=== EXERCISE MATERIAL ===
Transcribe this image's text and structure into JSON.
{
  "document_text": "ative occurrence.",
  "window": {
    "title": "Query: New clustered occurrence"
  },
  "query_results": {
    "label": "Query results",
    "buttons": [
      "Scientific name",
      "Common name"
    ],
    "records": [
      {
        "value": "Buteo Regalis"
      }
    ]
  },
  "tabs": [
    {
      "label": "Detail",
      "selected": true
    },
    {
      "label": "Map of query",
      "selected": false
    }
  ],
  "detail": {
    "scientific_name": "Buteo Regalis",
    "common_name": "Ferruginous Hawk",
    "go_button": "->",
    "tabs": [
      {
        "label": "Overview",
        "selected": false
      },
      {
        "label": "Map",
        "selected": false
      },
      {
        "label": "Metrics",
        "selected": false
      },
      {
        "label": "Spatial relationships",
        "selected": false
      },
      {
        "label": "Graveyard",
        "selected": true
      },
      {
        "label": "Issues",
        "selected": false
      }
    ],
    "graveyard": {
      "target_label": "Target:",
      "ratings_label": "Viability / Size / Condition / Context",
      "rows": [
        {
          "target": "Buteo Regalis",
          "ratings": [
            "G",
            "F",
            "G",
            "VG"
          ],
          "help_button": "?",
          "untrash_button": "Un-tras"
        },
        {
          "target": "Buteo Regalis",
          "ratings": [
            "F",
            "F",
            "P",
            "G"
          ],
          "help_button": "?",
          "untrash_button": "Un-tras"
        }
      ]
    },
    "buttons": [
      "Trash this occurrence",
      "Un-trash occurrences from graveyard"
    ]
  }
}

=== WHAT IS BEING ASKED ===
Please output every record, keeping each line exact.

=== THE COMPLETED TASK ===
Transcribe this image's text and structure into JSON.
{
  "document_text": "ative occurrence.",
  "window": {
    "title": "Query: New clustered occurrence"
  },
  "query_results": {
    "label": "Query results",
    "buttons": [
      "Scientific name",
      "Common name"
    ],
    "records": [
      {
        "value": "Buteo Regalis"
      }
    ]
  },
  "tabs": [
    {
      "label": "Detail",
      "selected": true
    },
    {
      "label": "Map of query",
      "selected": false
    }
  ],
  "detail": {
    "scientific_name": "Buteo Regalis",
    "common_name": "Ferruginous Hawk",
    "go_button": "->",
    "tabs": [
      {
        "label": "Overview",
        "selected": false
      },
      {
        "label": "Map",
        "selected": false
      },
      {
        "label": "Metrics",
        "selected": false
      },
      {
        "label": "Spatial relationships",
        "selected": false
      },
      {
        "label": "Graveyard",
        "selected": true
      },
      {
        "label": "Issues",
        "selected": false
      }
    ],
    "graveyard": {
      "target_label": "Target:",
      "ratings_label": "Viability / Size / Condition / Context",
      "rows": [
        {
          "target": "Buteo Regalis",
          "ratings": [
            "G",
            "F",
            "G",
            "VG"
          ],
          "help_button": "?",
          "untrash_button": "Un-tras"
        },
        {
          "target": "Buteo Regalis",
          "ratings": [
            "F",
            "F",
            "P",
            "G"
          ],
          "help_button": "?",
          "untrash_button": "Un-tras"
        }
      ]
    },
    "buttons": [
      "Trash this occurrence",
      "Un-trash occurrences from graveyard"
    ]
  }
}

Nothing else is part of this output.